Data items
----------------------------------------

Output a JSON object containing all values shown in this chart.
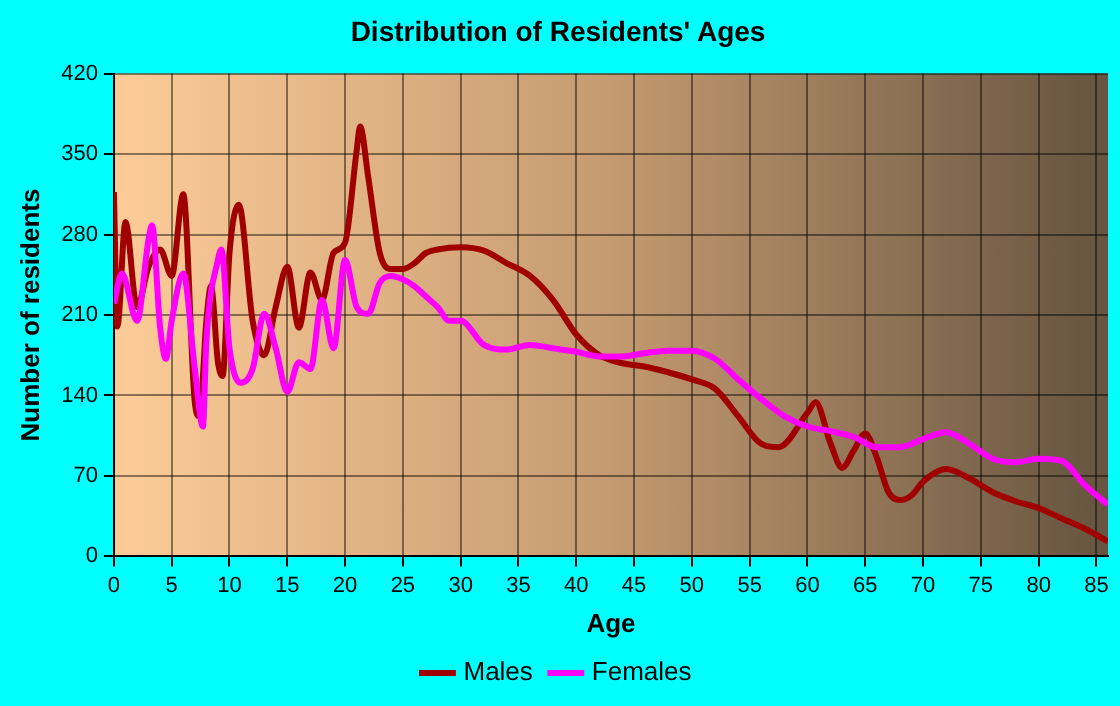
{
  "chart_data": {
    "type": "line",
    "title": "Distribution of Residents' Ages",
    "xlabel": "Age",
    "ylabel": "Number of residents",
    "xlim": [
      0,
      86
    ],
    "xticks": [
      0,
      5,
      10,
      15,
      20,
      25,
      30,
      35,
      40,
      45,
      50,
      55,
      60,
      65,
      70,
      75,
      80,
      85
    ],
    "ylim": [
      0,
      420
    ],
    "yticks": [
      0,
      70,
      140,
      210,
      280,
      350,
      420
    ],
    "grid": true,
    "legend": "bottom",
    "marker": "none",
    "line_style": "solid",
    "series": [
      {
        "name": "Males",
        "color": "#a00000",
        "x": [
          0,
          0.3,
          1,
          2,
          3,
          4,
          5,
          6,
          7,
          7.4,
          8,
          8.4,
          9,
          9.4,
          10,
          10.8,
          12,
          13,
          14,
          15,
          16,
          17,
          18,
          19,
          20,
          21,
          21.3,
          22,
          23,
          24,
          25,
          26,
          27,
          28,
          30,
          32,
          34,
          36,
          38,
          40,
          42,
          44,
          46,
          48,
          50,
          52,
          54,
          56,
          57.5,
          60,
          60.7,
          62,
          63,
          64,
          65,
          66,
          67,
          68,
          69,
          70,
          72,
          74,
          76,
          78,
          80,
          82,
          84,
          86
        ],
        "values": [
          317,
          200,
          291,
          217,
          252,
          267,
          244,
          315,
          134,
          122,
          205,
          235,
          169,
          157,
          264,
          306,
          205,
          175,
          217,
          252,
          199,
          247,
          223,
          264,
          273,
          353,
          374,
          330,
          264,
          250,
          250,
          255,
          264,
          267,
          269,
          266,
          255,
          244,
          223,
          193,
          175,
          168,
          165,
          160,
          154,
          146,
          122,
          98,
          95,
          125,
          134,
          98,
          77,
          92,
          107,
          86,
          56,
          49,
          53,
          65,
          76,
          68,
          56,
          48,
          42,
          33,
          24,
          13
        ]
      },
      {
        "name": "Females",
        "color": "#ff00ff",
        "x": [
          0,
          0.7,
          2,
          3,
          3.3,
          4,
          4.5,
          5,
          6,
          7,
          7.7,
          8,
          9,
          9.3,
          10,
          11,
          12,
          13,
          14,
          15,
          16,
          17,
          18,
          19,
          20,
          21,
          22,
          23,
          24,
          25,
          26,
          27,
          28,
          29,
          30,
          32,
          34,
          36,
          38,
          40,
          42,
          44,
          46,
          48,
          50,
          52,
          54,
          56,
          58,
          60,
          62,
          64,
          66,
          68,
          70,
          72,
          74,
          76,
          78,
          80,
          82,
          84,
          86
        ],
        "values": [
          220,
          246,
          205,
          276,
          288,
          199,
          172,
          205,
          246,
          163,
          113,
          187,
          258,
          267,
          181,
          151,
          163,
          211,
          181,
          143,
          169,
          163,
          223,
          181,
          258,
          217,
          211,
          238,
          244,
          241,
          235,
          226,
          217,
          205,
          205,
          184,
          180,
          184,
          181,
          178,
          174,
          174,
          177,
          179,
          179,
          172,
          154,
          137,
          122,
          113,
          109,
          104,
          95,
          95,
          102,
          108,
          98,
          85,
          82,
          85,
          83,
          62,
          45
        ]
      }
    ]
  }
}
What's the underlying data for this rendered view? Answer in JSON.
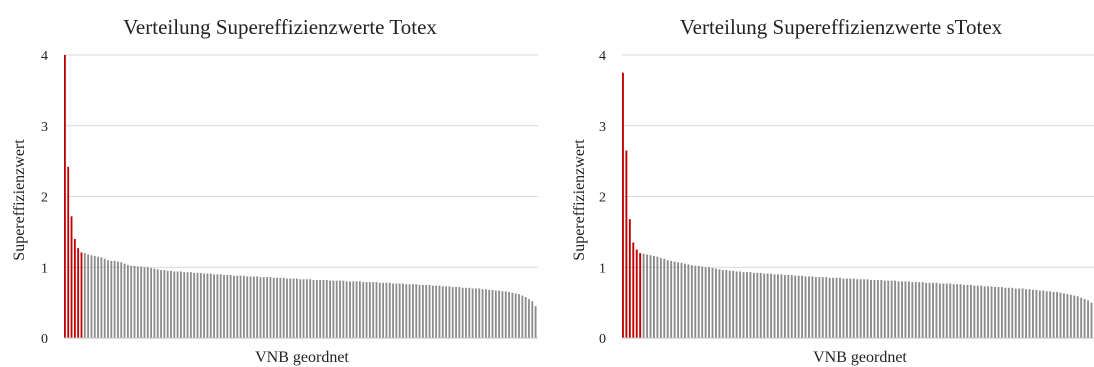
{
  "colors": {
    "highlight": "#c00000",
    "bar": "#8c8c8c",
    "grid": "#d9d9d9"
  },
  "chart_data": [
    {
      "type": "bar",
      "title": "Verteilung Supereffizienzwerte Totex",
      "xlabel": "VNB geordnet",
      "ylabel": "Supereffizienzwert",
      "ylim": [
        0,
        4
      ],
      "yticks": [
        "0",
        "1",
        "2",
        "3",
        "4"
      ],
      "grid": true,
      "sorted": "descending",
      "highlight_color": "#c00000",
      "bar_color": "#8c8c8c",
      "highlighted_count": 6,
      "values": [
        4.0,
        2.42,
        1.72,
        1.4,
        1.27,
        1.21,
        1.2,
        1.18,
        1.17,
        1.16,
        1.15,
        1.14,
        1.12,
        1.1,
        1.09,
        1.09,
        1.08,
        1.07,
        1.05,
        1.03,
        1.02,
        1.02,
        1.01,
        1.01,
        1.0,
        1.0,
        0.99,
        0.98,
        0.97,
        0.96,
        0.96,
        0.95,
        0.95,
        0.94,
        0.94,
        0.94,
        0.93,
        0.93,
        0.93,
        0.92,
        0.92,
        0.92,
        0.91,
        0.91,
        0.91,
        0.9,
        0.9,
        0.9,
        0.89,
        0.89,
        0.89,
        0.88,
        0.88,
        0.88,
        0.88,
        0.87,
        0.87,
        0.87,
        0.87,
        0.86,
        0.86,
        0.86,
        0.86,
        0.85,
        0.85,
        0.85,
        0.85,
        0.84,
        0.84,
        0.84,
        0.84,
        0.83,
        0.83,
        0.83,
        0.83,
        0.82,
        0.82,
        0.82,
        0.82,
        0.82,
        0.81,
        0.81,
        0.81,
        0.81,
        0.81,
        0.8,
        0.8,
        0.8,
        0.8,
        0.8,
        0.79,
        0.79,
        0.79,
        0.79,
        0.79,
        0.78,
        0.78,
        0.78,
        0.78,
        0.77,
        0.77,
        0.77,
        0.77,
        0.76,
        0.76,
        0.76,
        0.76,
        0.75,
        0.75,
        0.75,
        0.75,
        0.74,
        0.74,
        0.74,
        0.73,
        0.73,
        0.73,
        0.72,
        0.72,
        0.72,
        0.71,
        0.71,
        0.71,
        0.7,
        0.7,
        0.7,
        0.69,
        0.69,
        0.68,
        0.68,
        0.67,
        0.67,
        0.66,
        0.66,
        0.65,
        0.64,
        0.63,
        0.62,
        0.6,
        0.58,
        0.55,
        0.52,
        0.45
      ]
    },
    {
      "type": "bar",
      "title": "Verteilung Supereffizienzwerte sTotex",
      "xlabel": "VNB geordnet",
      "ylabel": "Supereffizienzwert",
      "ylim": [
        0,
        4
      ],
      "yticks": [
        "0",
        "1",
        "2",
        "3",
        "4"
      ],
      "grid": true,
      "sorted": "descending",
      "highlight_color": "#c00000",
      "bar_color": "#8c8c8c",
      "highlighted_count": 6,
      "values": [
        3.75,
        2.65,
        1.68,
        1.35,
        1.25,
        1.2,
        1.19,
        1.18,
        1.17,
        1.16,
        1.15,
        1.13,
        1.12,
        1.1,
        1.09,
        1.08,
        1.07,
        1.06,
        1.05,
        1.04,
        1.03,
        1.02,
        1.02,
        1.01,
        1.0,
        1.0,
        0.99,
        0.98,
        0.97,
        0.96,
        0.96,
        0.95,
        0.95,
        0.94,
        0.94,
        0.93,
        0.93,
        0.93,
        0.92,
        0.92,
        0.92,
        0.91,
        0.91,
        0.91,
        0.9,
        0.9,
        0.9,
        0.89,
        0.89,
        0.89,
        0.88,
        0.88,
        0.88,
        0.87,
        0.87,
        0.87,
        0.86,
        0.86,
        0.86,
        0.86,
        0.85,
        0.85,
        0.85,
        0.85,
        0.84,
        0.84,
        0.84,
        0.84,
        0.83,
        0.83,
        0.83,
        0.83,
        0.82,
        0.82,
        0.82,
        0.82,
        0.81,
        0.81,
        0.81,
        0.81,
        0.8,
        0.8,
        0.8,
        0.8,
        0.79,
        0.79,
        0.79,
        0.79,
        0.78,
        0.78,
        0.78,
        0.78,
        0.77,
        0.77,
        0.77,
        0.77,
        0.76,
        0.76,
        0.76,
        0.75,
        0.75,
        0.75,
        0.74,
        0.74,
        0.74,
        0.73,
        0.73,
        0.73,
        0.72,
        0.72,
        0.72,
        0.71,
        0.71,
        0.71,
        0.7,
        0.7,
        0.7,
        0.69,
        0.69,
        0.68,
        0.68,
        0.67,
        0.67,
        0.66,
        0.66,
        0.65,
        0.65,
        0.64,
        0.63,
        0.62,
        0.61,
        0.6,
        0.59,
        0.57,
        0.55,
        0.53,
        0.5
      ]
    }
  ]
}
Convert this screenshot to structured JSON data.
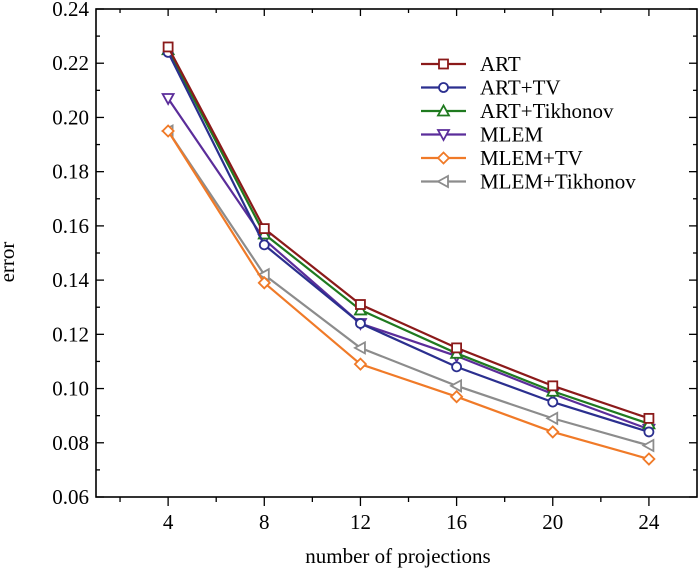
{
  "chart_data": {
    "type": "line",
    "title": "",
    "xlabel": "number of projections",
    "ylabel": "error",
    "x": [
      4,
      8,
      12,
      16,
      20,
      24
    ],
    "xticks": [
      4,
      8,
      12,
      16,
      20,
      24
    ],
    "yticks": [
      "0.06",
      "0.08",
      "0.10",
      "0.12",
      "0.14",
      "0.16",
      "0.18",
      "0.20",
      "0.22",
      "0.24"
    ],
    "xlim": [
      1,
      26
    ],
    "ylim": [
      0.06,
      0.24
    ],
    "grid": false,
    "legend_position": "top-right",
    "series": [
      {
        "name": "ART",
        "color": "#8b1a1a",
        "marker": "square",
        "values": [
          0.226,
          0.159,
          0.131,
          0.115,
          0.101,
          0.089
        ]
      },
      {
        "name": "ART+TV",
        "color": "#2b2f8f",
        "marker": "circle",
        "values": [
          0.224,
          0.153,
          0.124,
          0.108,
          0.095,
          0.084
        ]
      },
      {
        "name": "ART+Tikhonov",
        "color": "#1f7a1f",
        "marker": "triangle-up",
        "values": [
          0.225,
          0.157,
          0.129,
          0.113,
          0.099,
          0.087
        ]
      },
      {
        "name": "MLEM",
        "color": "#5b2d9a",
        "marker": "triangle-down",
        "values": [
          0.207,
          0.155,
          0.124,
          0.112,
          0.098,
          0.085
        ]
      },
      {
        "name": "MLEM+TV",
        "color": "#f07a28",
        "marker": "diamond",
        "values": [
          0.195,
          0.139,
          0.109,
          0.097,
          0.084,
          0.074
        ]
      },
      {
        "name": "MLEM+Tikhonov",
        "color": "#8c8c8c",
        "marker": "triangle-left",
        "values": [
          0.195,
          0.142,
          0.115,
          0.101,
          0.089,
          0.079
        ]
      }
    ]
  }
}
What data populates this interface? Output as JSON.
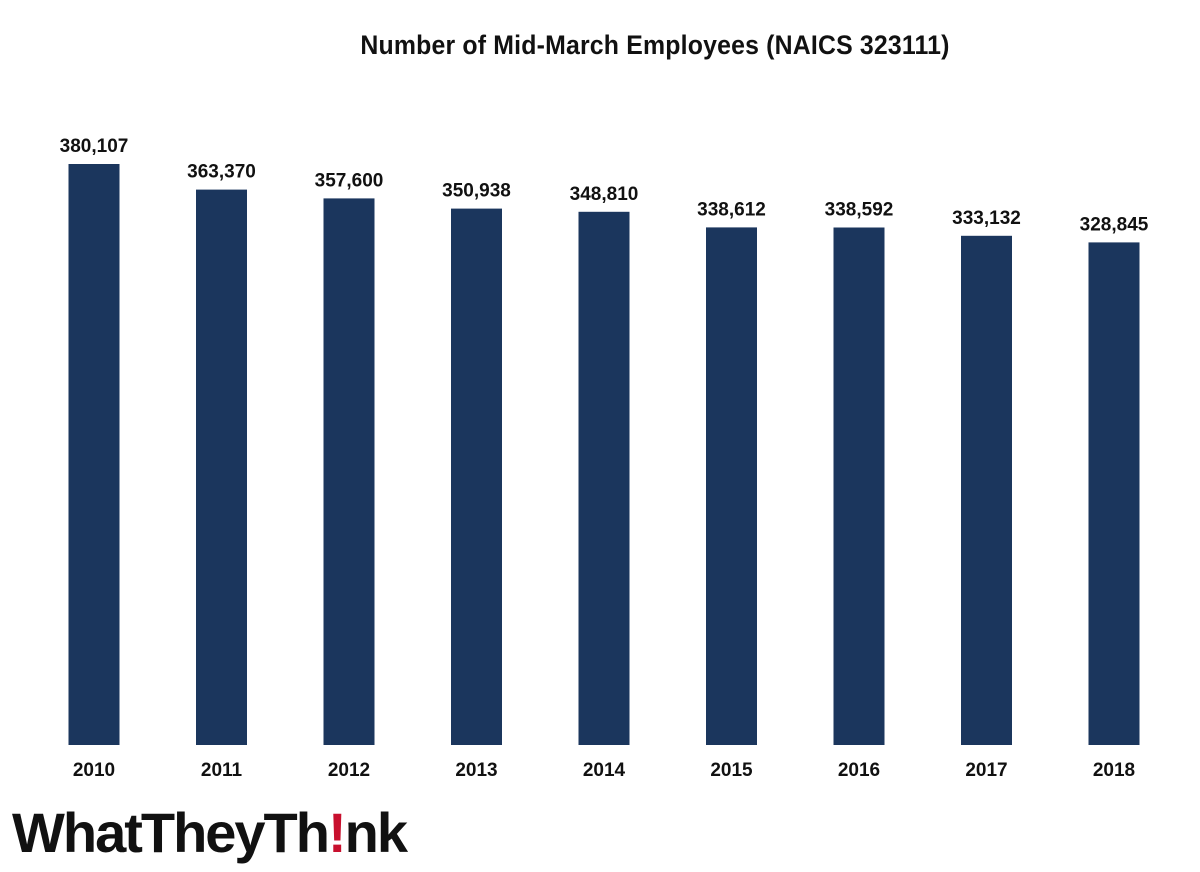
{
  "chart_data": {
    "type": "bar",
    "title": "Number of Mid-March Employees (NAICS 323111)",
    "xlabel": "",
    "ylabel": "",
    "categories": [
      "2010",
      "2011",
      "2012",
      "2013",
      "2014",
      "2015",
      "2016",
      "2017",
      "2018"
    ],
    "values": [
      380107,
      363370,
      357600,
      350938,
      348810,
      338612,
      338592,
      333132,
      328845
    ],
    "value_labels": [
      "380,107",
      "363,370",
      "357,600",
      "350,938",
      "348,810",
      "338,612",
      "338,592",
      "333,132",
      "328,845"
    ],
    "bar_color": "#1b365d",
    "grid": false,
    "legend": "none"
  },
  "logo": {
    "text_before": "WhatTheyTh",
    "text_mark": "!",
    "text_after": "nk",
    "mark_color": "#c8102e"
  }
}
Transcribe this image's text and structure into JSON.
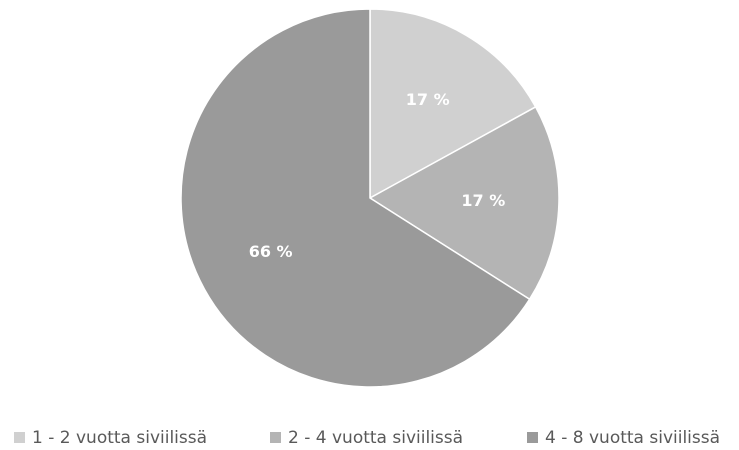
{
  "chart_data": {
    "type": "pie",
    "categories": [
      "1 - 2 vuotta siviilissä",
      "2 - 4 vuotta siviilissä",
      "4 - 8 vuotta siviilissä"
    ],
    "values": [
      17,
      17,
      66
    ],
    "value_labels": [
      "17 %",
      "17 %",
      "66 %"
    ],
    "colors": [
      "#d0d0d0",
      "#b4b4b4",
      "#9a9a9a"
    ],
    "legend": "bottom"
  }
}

----------------------------------------

• [THE TASK]
List each line of the records that holds the string "name".

• [COMPLETED TASK]
        "name": "Males",
        "name": "Females",
        "name": "ART",
        "name": "ART+TV",
        "name": "ART+Tikhonov",
        "name": "MLEM",
        "name": "MLEM+TV",
        "name": "MLEM+Tikhonov",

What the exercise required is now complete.